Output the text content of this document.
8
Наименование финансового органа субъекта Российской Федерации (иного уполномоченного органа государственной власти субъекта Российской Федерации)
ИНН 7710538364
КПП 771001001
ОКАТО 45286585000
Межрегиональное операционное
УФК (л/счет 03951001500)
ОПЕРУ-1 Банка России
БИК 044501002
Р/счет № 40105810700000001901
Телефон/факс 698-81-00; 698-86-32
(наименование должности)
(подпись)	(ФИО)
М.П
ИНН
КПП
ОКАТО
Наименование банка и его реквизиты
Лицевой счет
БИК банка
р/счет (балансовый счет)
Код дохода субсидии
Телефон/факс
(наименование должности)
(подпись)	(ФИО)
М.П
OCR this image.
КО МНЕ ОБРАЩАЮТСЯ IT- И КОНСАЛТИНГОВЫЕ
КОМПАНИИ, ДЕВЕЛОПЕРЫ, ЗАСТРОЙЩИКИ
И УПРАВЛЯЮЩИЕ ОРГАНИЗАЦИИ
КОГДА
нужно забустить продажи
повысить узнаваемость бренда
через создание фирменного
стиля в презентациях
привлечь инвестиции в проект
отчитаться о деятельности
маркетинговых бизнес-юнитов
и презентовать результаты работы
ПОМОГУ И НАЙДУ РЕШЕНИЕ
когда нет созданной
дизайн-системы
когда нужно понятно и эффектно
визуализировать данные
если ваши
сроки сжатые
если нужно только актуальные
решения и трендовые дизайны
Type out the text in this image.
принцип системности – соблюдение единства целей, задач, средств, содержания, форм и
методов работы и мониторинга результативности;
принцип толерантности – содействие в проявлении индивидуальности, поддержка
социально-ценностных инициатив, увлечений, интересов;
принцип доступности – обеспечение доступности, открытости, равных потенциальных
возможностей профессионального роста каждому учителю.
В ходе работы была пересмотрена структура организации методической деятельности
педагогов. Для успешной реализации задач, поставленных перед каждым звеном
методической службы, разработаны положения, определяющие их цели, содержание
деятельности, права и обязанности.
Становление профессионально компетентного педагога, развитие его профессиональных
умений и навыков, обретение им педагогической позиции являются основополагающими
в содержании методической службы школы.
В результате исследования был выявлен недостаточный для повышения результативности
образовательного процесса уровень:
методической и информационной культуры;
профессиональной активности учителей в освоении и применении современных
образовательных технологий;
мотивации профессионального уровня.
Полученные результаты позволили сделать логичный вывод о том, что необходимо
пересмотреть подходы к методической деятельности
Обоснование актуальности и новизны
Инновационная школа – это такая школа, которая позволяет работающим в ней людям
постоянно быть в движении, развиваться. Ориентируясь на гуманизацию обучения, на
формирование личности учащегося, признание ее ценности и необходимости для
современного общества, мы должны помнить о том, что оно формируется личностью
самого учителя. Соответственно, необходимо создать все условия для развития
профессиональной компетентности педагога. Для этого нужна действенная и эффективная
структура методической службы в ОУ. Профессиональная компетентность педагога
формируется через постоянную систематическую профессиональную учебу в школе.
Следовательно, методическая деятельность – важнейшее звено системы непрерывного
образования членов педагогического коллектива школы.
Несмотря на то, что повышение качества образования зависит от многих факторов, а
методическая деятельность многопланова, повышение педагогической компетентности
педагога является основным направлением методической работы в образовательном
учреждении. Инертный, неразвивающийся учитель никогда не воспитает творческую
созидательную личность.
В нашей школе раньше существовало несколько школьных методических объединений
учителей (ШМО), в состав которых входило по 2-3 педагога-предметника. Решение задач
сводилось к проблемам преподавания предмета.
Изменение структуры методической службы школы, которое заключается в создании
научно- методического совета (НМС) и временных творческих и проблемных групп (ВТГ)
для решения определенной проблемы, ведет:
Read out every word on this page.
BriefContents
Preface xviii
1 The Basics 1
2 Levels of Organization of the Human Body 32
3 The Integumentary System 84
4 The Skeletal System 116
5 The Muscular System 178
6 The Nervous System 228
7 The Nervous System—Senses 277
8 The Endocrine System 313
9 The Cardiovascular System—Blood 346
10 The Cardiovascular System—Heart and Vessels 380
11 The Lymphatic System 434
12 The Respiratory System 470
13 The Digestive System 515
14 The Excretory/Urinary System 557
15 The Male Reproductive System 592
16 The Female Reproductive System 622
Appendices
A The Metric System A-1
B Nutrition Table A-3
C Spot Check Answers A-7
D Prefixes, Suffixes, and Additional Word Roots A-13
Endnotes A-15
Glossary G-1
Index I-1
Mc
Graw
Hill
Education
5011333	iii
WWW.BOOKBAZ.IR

--- --- ---

WHAT YOU SHOULD DO:
Please give back all of the records exactly as written.

CORRECT RESULT:
Output the text content of this document.
8
Наименование финансового органа субъекта Российской Федерации (иного уполномоченного органа государственной власти субъекта Российской Федерации)
ИНН 7710538364
КПП 771001001
ОКАТО 45286585000
Межрегиональное операционное
УФК (л/счет 03951001500)
ОПЕРУ-1 Банка России
БИК 044501002
Р/счет № 40105810700000001901
Телефон/факс 698-81-00; 698-86-32
(наименование должности)
(подпись)	(ФИО)
М.П
ИНН
КПП
ОКАТО
Наименование банка и его реквизиты
Лицевой счет
БИК банка
р/счет (балансовый счет)
Код дохода субсидии
Телефон/факс
(наименование должности)
(подпись)	(ФИО)
М.П
OCR this image.
КО МНЕ ОБРАЩАЮТСЯ IT- И КОНСАЛТИНГОВЫЕ
КОМПАНИИ, ДЕВЕЛОПЕРЫ, ЗАСТРОЙЩИКИ
И УПРАВЛЯЮЩИЕ ОРГАНИЗАЦИИ
КОГДА
нужно забустить продажи
повысить узнаваемость бренда
через создание фирменного
стиля в презентациях
привлечь инвестиции в проект
отчитаться о деятельности
маркетинговых бизнес-юнитов
и презентовать результаты работы
ПОМОГУ И НАЙДУ РЕШЕНИЕ
когда нет созданной
дизайн-системы
когда нужно понятно и эффектно
визуализировать данные
если ваши
сроки сжатые
если нужно только актуальные
решения и трендовые дизайны
Type out the text in this image.
принцип системности – соблюдение единства целей, задач, средств, содержания, форм и
методов работы и мониторинга результативности;
принцип толерантности – содействие в проявлении индивидуальности, поддержка
социально-ценностных инициатив, увлечений, интересов;
принцип доступности – обеспечение доступности, открытости, равных потенциальных
возможностей профессионального роста каждому учителю.
В ходе работы была пересмотрена структура организации методической деятельности
педагогов. Для успешной реализации задач, поставленных перед каждым звеном
методической службы, разработаны положения, определяющие их цели, содержание
деятельности, права и обязанности.
Становление профессионально компетентного педагога, развитие его профессиональных
умений и навыков, обретение им педагогической позиции являются основополагающими
в содержании методической службы школы.
В результате исследования был выявлен недостаточный для повышения результативности
образовательного процесса уровень:
методической и информационной культуры;
профессиональной активности учителей в освоении и применении современных
образовательных технологий;
мотивации профессионального уровня.
Полученные результаты позволили сделать логичный вывод о том, что необходимо
пересмотреть подходы к методической деятельности
Обоснование актуальности и новизны
Инновационная школа – это такая школа, которая позволяет работающим в ней людям
постоянно быть в движении, развиваться. Ориентируясь на гуманизацию обучения, на
формирование личности учащегося, признание ее ценности и необходимости для
современного общества, мы должны помнить о том, что оно формируется личностью
самого учителя. Соответственно, необходимо создать все условия для развития
профессиональной компетентности педагога. Для этого нужна действенная и эффективная
структура методической службы в ОУ. Профессиональная компетентность педагога
формируется через постоянную систематическую профессиональную учебу в школе.
Следовательно, методическая деятельность – важнейшее звено системы непрерывного
образования членов педагогического коллектива школы.
Несмотря на то, что повышение качества образования зависит от многих факторов, а
методическая деятельность многопланова, повышение педагогической компетентности
педагога является основным направлением методической работы в образовательном
учреждении. Инертный, неразвивающийся учитель никогда не воспитает творческую
созидательную личность.
В нашей школе раньше существовало несколько школьных методических объединений
учителей (ШМО), в состав которых входило по 2-3 педагога-предметника. Решение задач
сводилось к проблемам преподавания предмета.
Изменение структуры методической службы школы, которое заключается в создании
научно- методического совета (НМС) и временных творческих и проблемных групп (ВТГ)
для решения определенной проблемы, ведет:
Read out every word on this page.
BriefContents
Preface xviii
1 The Basics 1
2 Levels of Organization of the Human Body 32
3 The Integumentary System 84
4 The Skeletal System 116
5 The Muscular System 178
6 The Nervous System 228
7 The Nervous System—Senses 277
8 The Endocrine System 313
9 The Cardiovascular System—Blood 346
10 The Cardiovascular System—Heart and Vessels 380
11 The Lymphatic System 434
12 The Respiratory System 470
13 The Digestive System 515
14 The Excretory/Urinary System 557
15 The Male Reproductive System 592
16 The Female Reproductive System 622
Appendices
A The Metric System A-1
B Nutrition Table A-3
C Spot Check Answers A-7
D Prefixes, Suffixes, and Additional Word Roots A-13
Endnotes A-15
Glossary G-1
Index I-1
Mc
Graw
Hill
Education
5011333	iii
WWW.BOOKBAZ.IR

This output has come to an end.